Extracted records.
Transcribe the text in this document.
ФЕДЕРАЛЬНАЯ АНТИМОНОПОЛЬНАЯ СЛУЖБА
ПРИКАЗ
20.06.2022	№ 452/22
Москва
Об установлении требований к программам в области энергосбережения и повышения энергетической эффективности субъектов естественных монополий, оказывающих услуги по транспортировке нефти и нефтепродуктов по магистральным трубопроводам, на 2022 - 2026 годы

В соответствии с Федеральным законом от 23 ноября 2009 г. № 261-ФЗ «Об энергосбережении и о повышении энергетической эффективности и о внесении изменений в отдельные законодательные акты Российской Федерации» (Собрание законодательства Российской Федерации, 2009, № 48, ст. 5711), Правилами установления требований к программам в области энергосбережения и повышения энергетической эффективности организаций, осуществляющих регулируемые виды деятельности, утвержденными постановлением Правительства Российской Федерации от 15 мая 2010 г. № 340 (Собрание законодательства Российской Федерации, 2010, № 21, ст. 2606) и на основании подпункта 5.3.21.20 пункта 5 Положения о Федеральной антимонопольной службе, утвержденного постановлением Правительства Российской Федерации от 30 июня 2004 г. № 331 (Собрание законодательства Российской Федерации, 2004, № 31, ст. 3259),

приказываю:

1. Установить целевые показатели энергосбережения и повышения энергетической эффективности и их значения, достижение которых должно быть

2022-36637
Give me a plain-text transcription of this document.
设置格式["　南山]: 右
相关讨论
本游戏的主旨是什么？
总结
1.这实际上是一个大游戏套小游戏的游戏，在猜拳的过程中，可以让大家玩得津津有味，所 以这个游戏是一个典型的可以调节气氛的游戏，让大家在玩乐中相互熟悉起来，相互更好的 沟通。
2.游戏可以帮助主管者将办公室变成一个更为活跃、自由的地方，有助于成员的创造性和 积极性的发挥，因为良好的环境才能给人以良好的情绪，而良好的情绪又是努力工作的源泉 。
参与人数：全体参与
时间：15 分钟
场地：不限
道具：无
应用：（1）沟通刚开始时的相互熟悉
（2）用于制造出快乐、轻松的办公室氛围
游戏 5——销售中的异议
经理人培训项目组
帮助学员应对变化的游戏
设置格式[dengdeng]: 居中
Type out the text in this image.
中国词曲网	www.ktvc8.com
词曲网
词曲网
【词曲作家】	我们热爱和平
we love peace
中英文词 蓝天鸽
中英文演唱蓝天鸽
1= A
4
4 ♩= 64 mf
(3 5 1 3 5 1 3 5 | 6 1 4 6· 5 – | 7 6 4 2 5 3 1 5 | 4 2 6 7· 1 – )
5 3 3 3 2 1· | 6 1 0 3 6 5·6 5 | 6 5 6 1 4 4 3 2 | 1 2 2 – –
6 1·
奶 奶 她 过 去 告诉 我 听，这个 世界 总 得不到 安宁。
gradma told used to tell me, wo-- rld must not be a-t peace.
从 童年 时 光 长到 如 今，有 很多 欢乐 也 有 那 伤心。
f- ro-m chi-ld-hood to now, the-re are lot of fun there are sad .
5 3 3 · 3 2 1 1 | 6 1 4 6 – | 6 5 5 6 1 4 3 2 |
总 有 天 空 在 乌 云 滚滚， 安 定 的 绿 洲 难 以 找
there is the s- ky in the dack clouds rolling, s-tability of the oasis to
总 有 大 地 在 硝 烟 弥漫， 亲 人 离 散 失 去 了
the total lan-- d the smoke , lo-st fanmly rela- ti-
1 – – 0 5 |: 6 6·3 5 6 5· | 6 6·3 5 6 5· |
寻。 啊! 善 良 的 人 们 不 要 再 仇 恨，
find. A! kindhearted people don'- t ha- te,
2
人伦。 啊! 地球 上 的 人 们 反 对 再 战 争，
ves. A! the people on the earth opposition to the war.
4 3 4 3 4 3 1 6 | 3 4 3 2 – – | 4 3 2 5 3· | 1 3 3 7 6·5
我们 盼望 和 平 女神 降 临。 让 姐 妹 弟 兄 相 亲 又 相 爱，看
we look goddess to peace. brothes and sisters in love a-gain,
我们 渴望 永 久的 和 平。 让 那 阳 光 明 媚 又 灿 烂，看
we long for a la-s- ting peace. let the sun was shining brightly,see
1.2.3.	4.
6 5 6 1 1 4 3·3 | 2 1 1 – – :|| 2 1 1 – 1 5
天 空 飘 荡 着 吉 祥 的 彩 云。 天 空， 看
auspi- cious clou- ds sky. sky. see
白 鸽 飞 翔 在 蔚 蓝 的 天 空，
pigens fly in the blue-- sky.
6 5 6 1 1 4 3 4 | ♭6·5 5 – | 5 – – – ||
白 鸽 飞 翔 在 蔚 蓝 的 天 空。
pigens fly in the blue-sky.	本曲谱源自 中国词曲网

The exercise.
In the entries above, take the line containing "Type out the text in this image." and each later line through the last, and repeat them exactly. Output nothing else.

Output.
Type out the text in this image.
中国词曲网	www.ktvc8.com
词曲网
词曲网
【词曲作家】	我们热爱和平
we love peace
中英文词 蓝天鸽
中英文演唱蓝天鸽
1= A
4
4 ♩= 64 mf
(3 5 1 3 5 1 3 5 | 6 1 4 6· 5 – | 7 6 4 2 5 3 1 5 | 4 2 6 7· 1 – )
5 3 3 3 2 1· | 6 1 0 3 6 5·6 5 | 6 5 6 1 4 4 3 2 | 1 2 2 – –
6 1·
奶 奶 她 过 去 告诉 我 听，这个 世界 总 得不到 安宁。
gradma told used to tell me, wo-- rld must not be a-t peace.
从 童年 时 光 长到 如 今，有 很多 欢乐 也 有 那 伤心。
f- ro-m chi-ld-hood to now, the-re are lot of fun there are sad .
5 3 3 · 3 2 1 1 | 6 1 4 6 – | 6 5 5 6 1 4 3 2 |
总 有 天 空 在 乌 云 滚滚， 安 定 的 绿 洲 难 以 找
there is the s- ky in the dack clouds rolling, s-tability of the oasis to
总 有 大 地 在 硝 烟 弥漫， 亲 人 离 散 失 去 了
the total lan-- d the smoke , lo-st fanmly rela- ti-
1 – – 0 5 |: 6 6·3 5 6 5· | 6 6·3 5 6 5· |
寻。 啊! 善 良 的 人 们 不 要 再 仇 恨，
find. A! kindhearted people don'- t ha- te,
2
人伦。 啊! 地球 上 的 人 们 反 对 再 战 争，
ves. A! the people on the earth opposition to the war.
4 3 4 3 4 3 1 6 | 3 4 3 2 – – | 4 3 2 5 3· | 1 3 3 7 6·5
我们 盼望 和 平 女神 降 临。 让 姐 妹 弟 兄 相 亲 又 相 爱，看
we look goddess to peace. brothes and sisters in love a-gain,
我们 渴望 永 久的 和 平。 让 那 阳 光 明 媚 又 灿 烂，看
we long for a la-s- ting peace. let the sun was shining brightly,see
1.2.3.	4.
6 5 6 1 1 4 3·3 | 2 1 1 – – :|| 2 1 1 – 1 5
天 空 飘 荡 着 吉 祥 的 彩 云。 天 空， 看
auspi- cious clou- ds sky. sky. see
白 鸽 飞 翔 在 蔚 蓝 的 天 空，
pigens fly in the blue-- sky.
6 5 6 1 1 4 3 4 | ♭6·5 5 – | 5 – – – ||
白 鸽 飞 翔 在 蔚 蓝 的 天 空。
pigens fly in the blue-sky.	本曲谱源自 中国词曲网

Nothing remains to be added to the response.